Stored data entries
--- Begin ---

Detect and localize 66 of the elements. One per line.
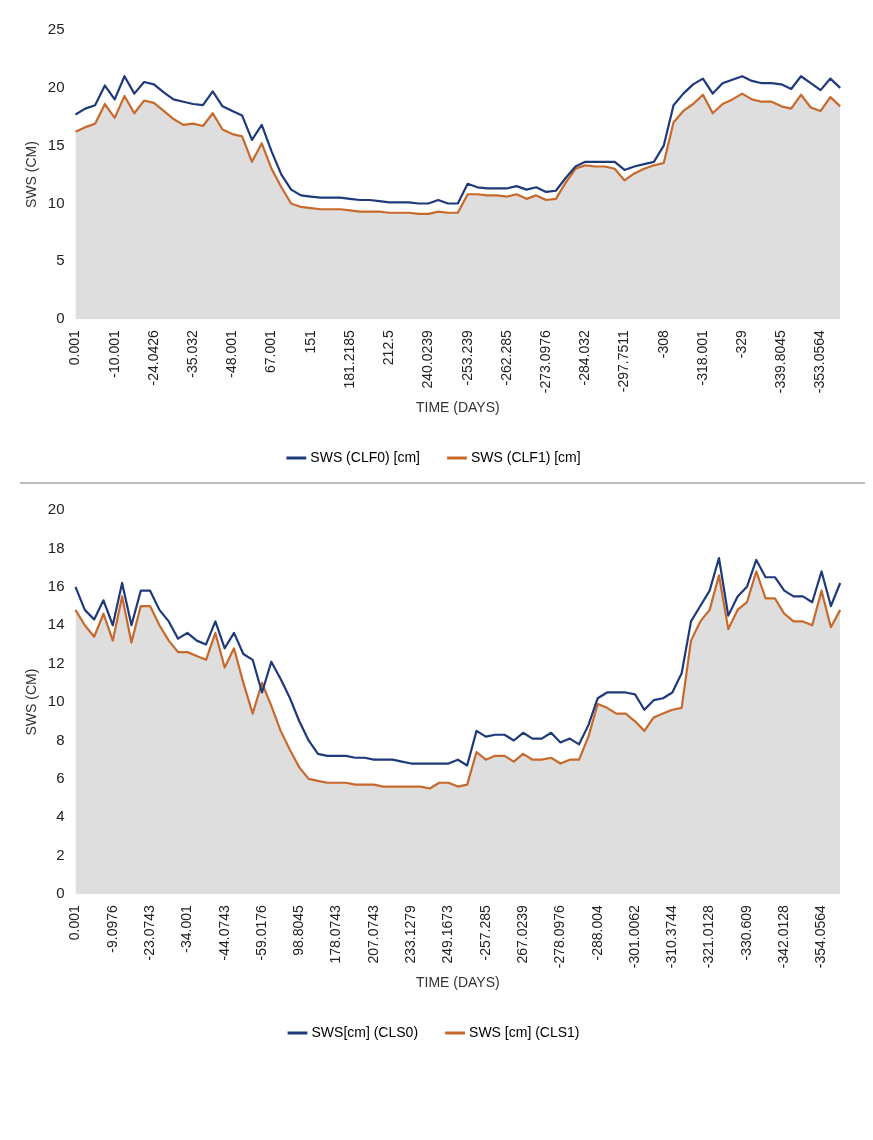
x-tick-label: -278.0976 — [551, 904, 568, 969]
y-tick-label: 20 — [47, 77, 65, 95]
x-tick-label: 267.0239 — [513, 904, 530, 964]
x-tick-label: 178.0743 — [327, 904, 344, 964]
x-tick-label: 98.8045 — [290, 904, 307, 956]
y-tick-label: 25 — [47, 20, 65, 38]
y-tick-label: 4 — [56, 807, 65, 825]
x-tick-label: -353.0564 — [811, 329, 828, 394]
x-tick-label: -253.239 — [458, 329, 475, 386]
x-tick-label: 67.001 — [262, 329, 279, 373]
x-tick-label: -342.0128 — [775, 904, 792, 969]
legend-label: SWS [cm] (CLS1) — [469, 1023, 580, 1040]
y-tick-label: 2 — [56, 845, 65, 863]
y-tick-label: 16 — [47, 576, 65, 594]
x-tick-label: 0.001 — [66, 329, 83, 366]
x-tick-label: 181.2185 — [340, 329, 357, 389]
legend-label: SWS (CLF1) [cm] — [471, 448, 581, 465]
y-tick-label: 0 — [56, 309, 65, 327]
x-axis-title: TIME (DAYS) — [415, 974, 500, 991]
x-tick-label: 212.5 — [380, 329, 397, 366]
x-tick-label: 151 — [301, 329, 318, 354]
y-tick-label: 20 — [47, 500, 65, 518]
y-tick-label: 18 — [47, 538, 65, 556]
x-tick-label: -48.001 — [223, 329, 240, 378]
x-tick-label: -59.0176 — [252, 904, 269, 961]
x-tick-label: -35.032 — [183, 329, 200, 378]
legend-label: SWS (CLF0) [cm] — [310, 448, 420, 465]
x-tick-label: -273.0976 — [536, 329, 553, 394]
x-tick-label: 240.0239 — [419, 329, 436, 389]
x-tick-label: -329 — [733, 329, 750, 359]
y-tick-label: 0 — [56, 884, 65, 902]
y-axis-title: SWS (CM) — [23, 141, 40, 209]
x-axis-title: TIME (DAYS) — [415, 399, 500, 416]
x-tick-label: -318.001 — [693, 329, 710, 386]
legend-label: SWS[cm] (CLS0) — [311, 1023, 419, 1040]
x-tick-label: 0.001 — [66, 904, 83, 941]
y-tick-label: 5 — [56, 251, 65, 269]
x-tick-label: -10.001 — [105, 329, 122, 378]
x-tick-label: -339.8045 — [772, 329, 789, 394]
x-tick-label: -24.0426 — [144, 329, 161, 386]
y-tick-label: 10 — [47, 193, 65, 211]
x-tick-label: -257.285 — [476, 904, 493, 961]
y-tick-label: 6 — [56, 769, 65, 787]
y-tick-label: 10 — [47, 692, 65, 710]
x-tick-label: -288.004 — [588, 904, 605, 961]
x-tick-label: 233.1279 — [402, 904, 419, 964]
y-tick-label: 12 — [47, 653, 65, 671]
x-tick-label: -308 — [654, 329, 671, 359]
x-tick-label: -262.285 — [497, 329, 514, 386]
x-tick-label: -284.032 — [576, 329, 593, 386]
x-tick-label: -34.001 — [178, 904, 195, 953]
x-tick-label: -330.609 — [737, 904, 754, 961]
x-tick-label: -297.7511 — [615, 329, 632, 393]
x-tick-label: -354.0564 — [812, 904, 829, 969]
x-tick-label: -9.0976 — [103, 904, 120, 953]
x-tick-label: 249.1673 — [439, 904, 456, 964]
x-tick-label: -301.0062 — [625, 904, 642, 969]
y-axis-title: SWS (CM) — [23, 668, 40, 736]
x-tick-label: -44.0743 — [215, 904, 232, 961]
x-tick-label: -321.0128 — [700, 904, 717, 969]
x-tick-label: -310.3744 — [663, 904, 680, 969]
y-tick-label: 8 — [56, 730, 65, 748]
x-tick-label: -23.0743 — [140, 904, 157, 961]
y-tick-label: 15 — [47, 135, 65, 153]
x-tick-label: 207.0743 — [364, 904, 381, 964]
y-tick-label: 14 — [47, 615, 65, 633]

--- End ---

EXERCISE: Please format each line of the records above as a Markdown table with the columns No. and Text, numbering the rows and skipping any blank lines. Leave the pictures out.

OUTPUT BELOW:
| No. | Text |
|---|---|
| 1 | Detect and localize 66 of the elements. One per line. |
| 2 | x-tick-label: -278.0976 — [551, 904, 568, 969] |
| 3 | y-tick-label: 20 — [47, 77, 65, 95] |
| 4 | x-tick-label: 267.0239 — [513, 904, 530, 964] |
| 5 | x-tick-label: 178.0743 — [327, 904, 344, 964] |
| 6 | x-tick-label: 98.8045 — [290, 904, 307, 956] |
| 7 | y-tick-label: 25 — [47, 20, 65, 38] |
| 8 | y-tick-label: 4 — [56, 807, 65, 825] |
| 9 | x-tick-label: -353.0564 — [811, 329, 828, 394] |
| 10 | x-tick-label: -253.239 — [458, 329, 475, 386] |
| 11 | x-tick-label: 67.001 — [262, 329, 279, 373] |
| 12 | x-tick-label: -342.0128 — [775, 904, 792, 969] |
| 13 | legend-label: SWS [cm] (CLS1) — [469, 1023, 580, 1040] |
| 14 | y-tick-label: 2 — [56, 845, 65, 863] |
| 15 | y-tick-label: 16 — [47, 576, 65, 594] |
| 16 | x-tick-label: 0.001 — [66, 329, 83, 366] |
| 17 | x-tick-label: 181.2185 — [340, 329, 357, 389] |
| 18 | legend-label: SWS (CLF1) [cm] — [471, 448, 581, 465] |
| 19 | y-tick-label: 0 — [56, 309, 65, 327] |
| 20 | x-axis-title: TIME (DAYS) — [415, 974, 500, 991] |
| 21 | x-tick-label: 212.5 — [380, 329, 397, 366] |
| 22 | x-tick-label: 151 — [301, 329, 318, 354] |
| 23 | y-tick-label: 20 — [47, 500, 65, 518] |
| 24 | y-tick-label: 18 — [47, 538, 65, 556] |
| 25 | x-tick-label: -48.001 — [223, 329, 240, 378] |
| 26 | x-tick-label: -59.0176 — [252, 904, 269, 961] |
| 27 | x-tick-label: -35.032 — [183, 329, 200, 378] |
| 28 | legend-label: SWS (CLF0) [cm] — [310, 448, 420, 465] |
| 29 | x-tick-label: -273.0976 — [536, 329, 553, 394] |
| 30 | x-tick-label: 240.0239 — [419, 329, 436, 389] |
| 31 | x-tick-label: -329 — [733, 329, 750, 359] |
| 32 | y-tick-label: 0 — [56, 884, 65, 902] |
| 33 | y-axis-title: SWS (CM) — [23, 141, 40, 209] |
| 34 | x-axis-title: TIME (DAYS) — [415, 399, 500, 416] |
| 35 | x-tick-label: -318.001 — [693, 329, 710, 386] |
| 36 | legend-label: SWS[cm] (CLS0) — [311, 1023, 419, 1040] |
| 37 | x-tick-label: 0.001 — [66, 904, 83, 941] |
| 38 | y-tick-label: 5 — [56, 251, 65, 269] |
| 39 | x-tick-label: -10.001 — [105, 329, 122, 378] |
| 40 | x-tick-label: -339.8045 — [772, 329, 789, 394] |
| 41 | x-tick-label: -24.0426 — [144, 329, 161, 386] |
| 42 | y-tick-label: 10 — [47, 193, 65, 211] |
| 43 | x-tick-label: -257.285 — [476, 904, 493, 961] |
| 44 | y-tick-label: 6 — [56, 769, 65, 787] |
| 45 | y-tick-label: 10 — [47, 692, 65, 710] |
| 46 | x-tick-label: -288.004 — [588, 904, 605, 961] |
| 47 | x-tick-label: 233.1279 — [402, 904, 419, 964] |
| 48 | y-tick-label: 12 — [47, 653, 65, 671] |
| 49 | x-tick-label: -308 — [654, 329, 671, 359] |
| 50 | x-tick-label: -262.285 — [497, 329, 514, 386] |
| 51 | x-tick-label: -284.032 — [576, 329, 593, 386] |
| 52 | x-tick-label: -34.001 — [178, 904, 195, 953] |
| 53 | x-tick-label: -330.609 — [737, 904, 754, 961] |
| 54 | x-tick-label: -297.7511 — [615, 329, 632, 393] |
| 55 | x-tick-label: -354.0564 — [812, 904, 829, 969] |
| 56 | x-tick-label: -9.0976 — [103, 904, 120, 953] |
| 57 | x-tick-label: 249.1673 — [439, 904, 456, 964] |
| 58 | x-tick-label: -301.0062 — [625, 904, 642, 969] |
| 59 | y-axis-title: SWS (CM) — [23, 668, 40, 736] |
| 60 | x-tick-label: -44.0743 — [215, 904, 232, 961] |
| 61 | x-tick-label: -321.0128 — [700, 904, 717, 969] |
| 62 | x-tick-label: -310.3744 — [663, 904, 680, 969] |
| 63 | y-tick-label: 8 — [56, 730, 65, 748] |
| 64 | x-tick-label: -23.0743 — [140, 904, 157, 961] |
| 65 | y-tick-label: 15 — [47, 135, 65, 153] |
| 66 | x-tick-label: 207.0743 — [364, 904, 381, 964] |
| 67 | y-tick-label: 14 — [47, 615, 65, 633] |